● INSTRUCTIONS FOR THE TASK: Repeat each entry exactly and drop the pictures.

● SOURCE RECORDS:

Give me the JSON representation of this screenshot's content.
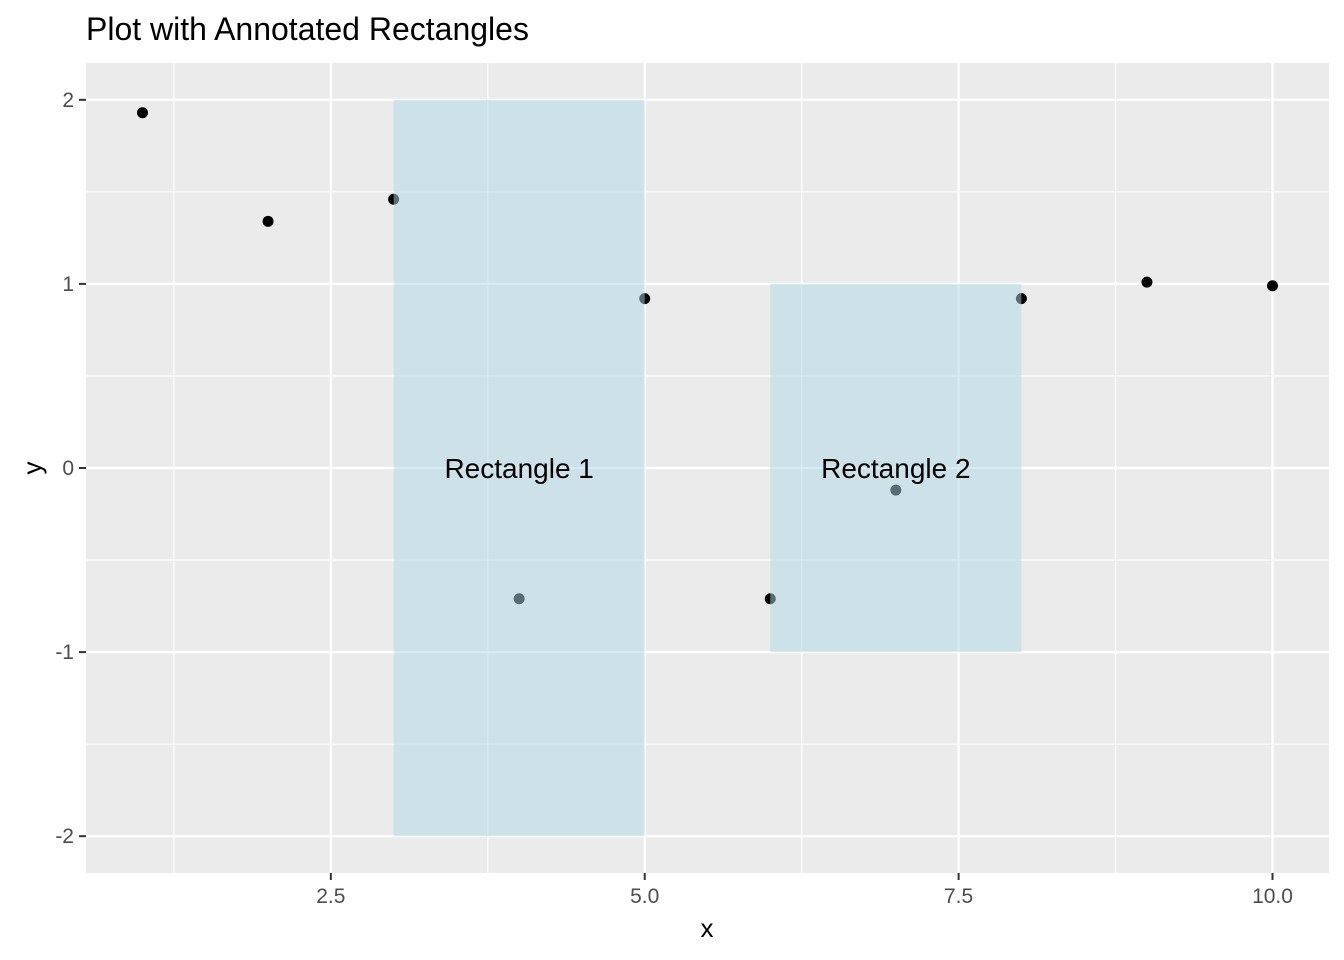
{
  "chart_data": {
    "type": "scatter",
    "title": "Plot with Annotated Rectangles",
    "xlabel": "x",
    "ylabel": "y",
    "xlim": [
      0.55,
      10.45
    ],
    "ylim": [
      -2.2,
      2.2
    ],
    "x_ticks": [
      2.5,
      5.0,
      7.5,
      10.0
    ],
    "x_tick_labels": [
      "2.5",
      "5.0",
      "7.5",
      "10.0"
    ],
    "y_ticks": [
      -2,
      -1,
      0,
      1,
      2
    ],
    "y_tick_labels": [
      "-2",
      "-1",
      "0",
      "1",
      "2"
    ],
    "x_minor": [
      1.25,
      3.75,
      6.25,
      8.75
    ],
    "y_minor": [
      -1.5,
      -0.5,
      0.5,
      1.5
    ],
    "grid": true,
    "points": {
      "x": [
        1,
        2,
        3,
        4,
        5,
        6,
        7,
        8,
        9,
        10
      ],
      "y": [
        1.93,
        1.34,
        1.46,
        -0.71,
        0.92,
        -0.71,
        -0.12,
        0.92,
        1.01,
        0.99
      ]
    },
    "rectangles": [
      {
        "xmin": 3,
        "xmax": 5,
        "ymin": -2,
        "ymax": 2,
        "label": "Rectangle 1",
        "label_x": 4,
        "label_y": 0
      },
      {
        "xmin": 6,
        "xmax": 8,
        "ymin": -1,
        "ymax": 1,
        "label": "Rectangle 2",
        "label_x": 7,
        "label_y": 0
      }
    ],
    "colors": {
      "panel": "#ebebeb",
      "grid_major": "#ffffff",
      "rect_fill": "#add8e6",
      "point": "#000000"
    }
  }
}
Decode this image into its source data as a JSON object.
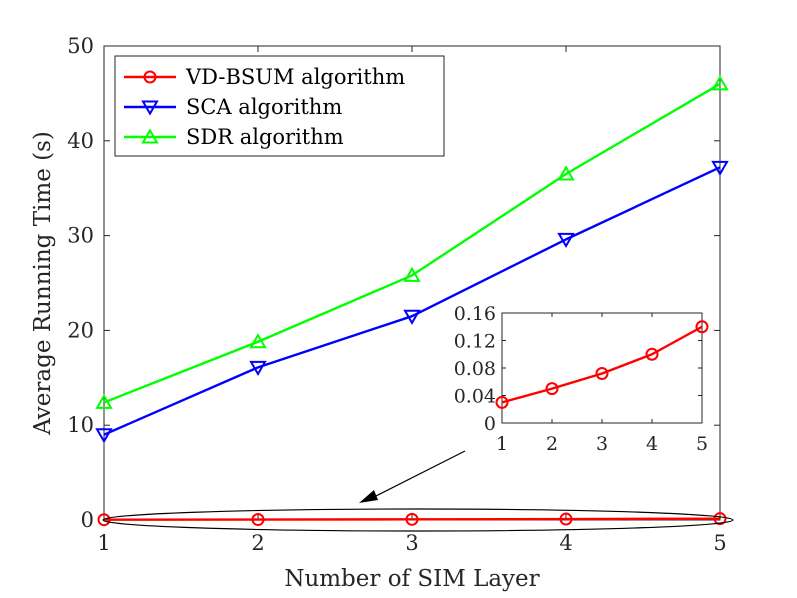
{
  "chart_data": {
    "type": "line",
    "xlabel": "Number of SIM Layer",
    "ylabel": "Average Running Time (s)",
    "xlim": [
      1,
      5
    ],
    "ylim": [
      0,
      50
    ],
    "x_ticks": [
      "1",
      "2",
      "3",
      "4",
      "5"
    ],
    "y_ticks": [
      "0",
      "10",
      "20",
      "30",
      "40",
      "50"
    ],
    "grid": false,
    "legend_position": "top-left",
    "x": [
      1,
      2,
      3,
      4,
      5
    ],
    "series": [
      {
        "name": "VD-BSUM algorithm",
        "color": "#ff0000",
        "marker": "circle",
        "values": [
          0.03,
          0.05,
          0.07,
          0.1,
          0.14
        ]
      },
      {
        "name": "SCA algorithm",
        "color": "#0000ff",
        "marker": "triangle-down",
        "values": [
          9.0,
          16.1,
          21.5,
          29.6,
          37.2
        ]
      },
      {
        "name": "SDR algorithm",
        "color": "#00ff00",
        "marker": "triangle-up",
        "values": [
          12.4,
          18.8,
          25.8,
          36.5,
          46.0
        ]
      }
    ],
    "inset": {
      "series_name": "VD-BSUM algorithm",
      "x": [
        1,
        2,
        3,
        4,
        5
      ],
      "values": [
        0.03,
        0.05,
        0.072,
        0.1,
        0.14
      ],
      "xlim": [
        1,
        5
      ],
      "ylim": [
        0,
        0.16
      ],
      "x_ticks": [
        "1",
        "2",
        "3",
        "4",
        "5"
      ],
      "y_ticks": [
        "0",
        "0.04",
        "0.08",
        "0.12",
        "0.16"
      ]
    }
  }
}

● EXPECTED ANSWER:
Give me the JSON representation of this screenshot's content.
{
  "chart_data": {
    "type": "scatter",
    "title": "Plot with Annotated Rectangles",
    "xlabel": "x",
    "ylabel": "y",
    "xlim": [
      0.55,
      10.45
    ],
    "ylim": [
      -2.2,
      2.2
    ],
    "x_ticks": [
      2.5,
      5.0,
      7.5,
      10.0
    ],
    "x_tick_labels": [
      "2.5",
      "5.0",
      "7.5",
      "10.0"
    ],
    "y_ticks": [
      -2,
      -1,
      0,
      1,
      2
    ],
    "y_tick_labels": [
      "-2",
      "-1",
      "0",
      "1",
      "2"
    ],
    "x_minor": [
      1.25,
      3.75,
      6.25,
      8.75
    ],
    "y_minor": [
      -1.5,
      -0.5,
      0.5,
      1.5
    ],
    "grid": true,
    "points": {
      "x": [
        1,
        2,
        3,
        4,
        5,
        6,
        7,
        8,
        9,
        10
      ],
      "y": [
        1.93,
        1.34,
        1.46,
        -0.71,
        0.92,
        -0.71,
        -0.12,
        0.92,
        1.01,
        0.99
      ]
    },
    "rectangles": [
      {
        "xmin": 3,
        "xmax": 5,
        "ymin": -2,
        "ymax": 2,
        "label": "Rectangle 1",
        "label_x": 4,
        "label_y": 0
      },
      {
        "xmin": 6,
        "xmax": 8,
        "ymin": -1,
        "ymax": 1,
        "label": "Rectangle 2",
        "label_x": 7,
        "label_y": 0
      }
    ],
    "colors": {
      "panel": "#ebebeb",
      "grid_major": "#ffffff",
      "rect_fill": "#add8e6",
      "point": "#000000"
    }
  }
}
Decode this image into its source data as a JSON object.
{
  "chart_data": {
    "type": "line",
    "xlabel": "Number of SIM Layer",
    "ylabel": "Average Running Time (s)",
    "xlim": [
      1,
      5
    ],
    "ylim": [
      0,
      50
    ],
    "x_ticks": [
      "1",
      "2",
      "3",
      "4",
      "5"
    ],
    "y_ticks": [
      "0",
      "10",
      "20",
      "30",
      "40",
      "50"
    ],
    "grid": false,
    "legend_position": "top-left",
    "x": [
      1,
      2,
      3,
      4,
      5
    ],
    "series": [
      {
        "name": "VD-BSUM algorithm",
        "color": "#ff0000",
        "marker": "circle",
        "values": [
          0.03,
          0.05,
          0.07,
          0.1,
          0.14
        ]
      },
      {
        "name": "SCA algorithm",
        "color": "#0000ff",
        "marker": "triangle-down",
        "values": [
          9.0,
          16.1,
          21.5,
          29.6,
          37.2
        ]
      },
      {
        "name": "SDR algorithm",
        "color": "#00ff00",
        "marker": "triangle-up",
        "values": [
          12.4,
          18.8,
          25.8,
          36.5,
          46.0
        ]
      }
    ],
    "inset": {
      "series_name": "VD-BSUM algorithm",
      "x": [
        1,
        2,
        3,
        4,
        5
      ],
      "values": [
        0.03,
        0.05,
        0.072,
        0.1,
        0.14
      ],
      "xlim": [
        1,
        5
      ],
      "ylim": [
        0,
        0.16
      ],
      "x_ticks": [
        "1",
        "2",
        "3",
        "4",
        "5"
      ],
      "y_ticks": [
        "0",
        "0.04",
        "0.08",
        "0.12",
        "0.16"
      ]
    }
  }
}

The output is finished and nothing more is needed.